> **What the task asks**: Copy out every line from the first of the rows down to and including the line containing "paragraph-organizations: Any business", reproducing each one word for word.

> **Material shown**:
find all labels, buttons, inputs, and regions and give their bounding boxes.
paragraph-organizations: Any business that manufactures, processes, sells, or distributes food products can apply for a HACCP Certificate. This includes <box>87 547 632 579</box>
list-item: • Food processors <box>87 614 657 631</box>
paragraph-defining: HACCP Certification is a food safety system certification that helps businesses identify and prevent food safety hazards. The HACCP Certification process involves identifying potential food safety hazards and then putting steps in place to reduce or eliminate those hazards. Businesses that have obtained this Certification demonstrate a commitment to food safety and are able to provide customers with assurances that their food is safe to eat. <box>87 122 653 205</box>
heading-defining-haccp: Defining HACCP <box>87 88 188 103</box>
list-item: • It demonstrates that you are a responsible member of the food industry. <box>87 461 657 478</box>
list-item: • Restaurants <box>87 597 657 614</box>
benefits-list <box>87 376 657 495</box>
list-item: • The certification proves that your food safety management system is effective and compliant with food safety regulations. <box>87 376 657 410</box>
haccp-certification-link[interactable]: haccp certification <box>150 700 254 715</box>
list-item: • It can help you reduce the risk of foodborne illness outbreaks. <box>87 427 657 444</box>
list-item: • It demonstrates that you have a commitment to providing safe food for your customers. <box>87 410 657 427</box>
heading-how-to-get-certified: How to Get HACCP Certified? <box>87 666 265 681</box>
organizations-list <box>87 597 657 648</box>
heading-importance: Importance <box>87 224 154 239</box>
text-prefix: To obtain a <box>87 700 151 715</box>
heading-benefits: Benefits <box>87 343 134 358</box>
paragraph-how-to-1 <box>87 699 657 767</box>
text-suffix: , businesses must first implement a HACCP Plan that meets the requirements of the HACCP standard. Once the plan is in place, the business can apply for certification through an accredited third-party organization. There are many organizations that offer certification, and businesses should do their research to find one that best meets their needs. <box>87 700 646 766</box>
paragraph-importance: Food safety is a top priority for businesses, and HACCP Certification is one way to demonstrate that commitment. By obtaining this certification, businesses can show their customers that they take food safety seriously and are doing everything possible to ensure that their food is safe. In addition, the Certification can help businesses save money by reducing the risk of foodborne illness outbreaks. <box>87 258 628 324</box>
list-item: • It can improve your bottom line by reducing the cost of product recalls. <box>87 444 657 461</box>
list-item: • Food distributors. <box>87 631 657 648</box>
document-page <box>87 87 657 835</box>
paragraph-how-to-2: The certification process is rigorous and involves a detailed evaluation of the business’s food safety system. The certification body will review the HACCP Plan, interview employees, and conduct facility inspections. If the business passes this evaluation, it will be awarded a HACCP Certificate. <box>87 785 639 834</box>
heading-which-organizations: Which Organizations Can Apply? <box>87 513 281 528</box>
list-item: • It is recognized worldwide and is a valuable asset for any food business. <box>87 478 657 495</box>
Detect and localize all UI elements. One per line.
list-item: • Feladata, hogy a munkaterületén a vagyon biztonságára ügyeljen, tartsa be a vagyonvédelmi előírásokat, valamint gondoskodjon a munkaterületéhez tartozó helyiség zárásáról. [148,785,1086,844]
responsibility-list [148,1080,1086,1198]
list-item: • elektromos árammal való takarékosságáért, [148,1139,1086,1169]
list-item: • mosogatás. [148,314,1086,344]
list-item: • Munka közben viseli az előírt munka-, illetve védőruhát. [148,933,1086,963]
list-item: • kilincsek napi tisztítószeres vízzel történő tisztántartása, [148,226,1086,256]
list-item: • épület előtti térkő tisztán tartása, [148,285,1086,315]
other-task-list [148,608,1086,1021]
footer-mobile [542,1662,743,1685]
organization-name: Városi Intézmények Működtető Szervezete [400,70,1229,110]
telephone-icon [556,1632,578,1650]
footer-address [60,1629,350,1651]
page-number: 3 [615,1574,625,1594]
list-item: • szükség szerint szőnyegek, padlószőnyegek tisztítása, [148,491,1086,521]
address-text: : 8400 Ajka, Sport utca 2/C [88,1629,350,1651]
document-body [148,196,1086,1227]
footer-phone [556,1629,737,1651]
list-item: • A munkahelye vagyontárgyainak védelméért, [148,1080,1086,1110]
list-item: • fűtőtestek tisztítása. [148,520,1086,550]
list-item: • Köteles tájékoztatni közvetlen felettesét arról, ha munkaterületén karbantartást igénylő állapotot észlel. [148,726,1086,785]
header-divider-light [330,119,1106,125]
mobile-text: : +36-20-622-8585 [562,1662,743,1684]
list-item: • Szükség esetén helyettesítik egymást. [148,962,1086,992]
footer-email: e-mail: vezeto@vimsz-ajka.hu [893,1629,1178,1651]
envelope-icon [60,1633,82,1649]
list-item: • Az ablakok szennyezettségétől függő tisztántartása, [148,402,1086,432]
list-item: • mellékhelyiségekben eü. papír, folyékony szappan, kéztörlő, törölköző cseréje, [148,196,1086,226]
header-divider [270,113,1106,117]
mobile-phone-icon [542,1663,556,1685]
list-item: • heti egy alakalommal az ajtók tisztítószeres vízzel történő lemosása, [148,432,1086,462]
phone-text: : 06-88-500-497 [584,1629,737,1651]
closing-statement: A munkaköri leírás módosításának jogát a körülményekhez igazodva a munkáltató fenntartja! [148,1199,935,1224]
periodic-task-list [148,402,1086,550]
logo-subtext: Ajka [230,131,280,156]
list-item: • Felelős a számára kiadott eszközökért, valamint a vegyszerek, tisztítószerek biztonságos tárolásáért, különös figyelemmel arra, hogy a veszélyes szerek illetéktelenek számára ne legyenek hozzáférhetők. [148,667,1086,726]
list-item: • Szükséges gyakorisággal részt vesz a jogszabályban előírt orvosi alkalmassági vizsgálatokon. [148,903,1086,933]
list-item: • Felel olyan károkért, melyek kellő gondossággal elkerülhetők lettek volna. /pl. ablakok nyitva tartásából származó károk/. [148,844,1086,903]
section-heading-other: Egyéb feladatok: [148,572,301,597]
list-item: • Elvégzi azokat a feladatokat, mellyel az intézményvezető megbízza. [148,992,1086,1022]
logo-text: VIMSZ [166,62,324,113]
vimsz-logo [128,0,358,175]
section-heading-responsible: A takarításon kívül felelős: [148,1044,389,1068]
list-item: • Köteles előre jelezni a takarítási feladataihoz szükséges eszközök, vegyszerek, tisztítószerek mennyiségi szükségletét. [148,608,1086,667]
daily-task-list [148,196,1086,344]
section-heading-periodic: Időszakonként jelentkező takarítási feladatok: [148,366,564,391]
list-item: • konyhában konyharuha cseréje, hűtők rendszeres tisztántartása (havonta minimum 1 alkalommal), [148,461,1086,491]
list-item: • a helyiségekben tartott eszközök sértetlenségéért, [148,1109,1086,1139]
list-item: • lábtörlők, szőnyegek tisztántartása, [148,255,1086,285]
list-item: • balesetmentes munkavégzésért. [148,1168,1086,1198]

> **Exercise response**:
find all labels, buttons, inputs, and regions and give their bounding boxes.
paragraph-organizations: Any business that manufactures, processes, sells, or distributes food products can apply for a HACCP Certificate. This includes <box>87 547 632 579</box>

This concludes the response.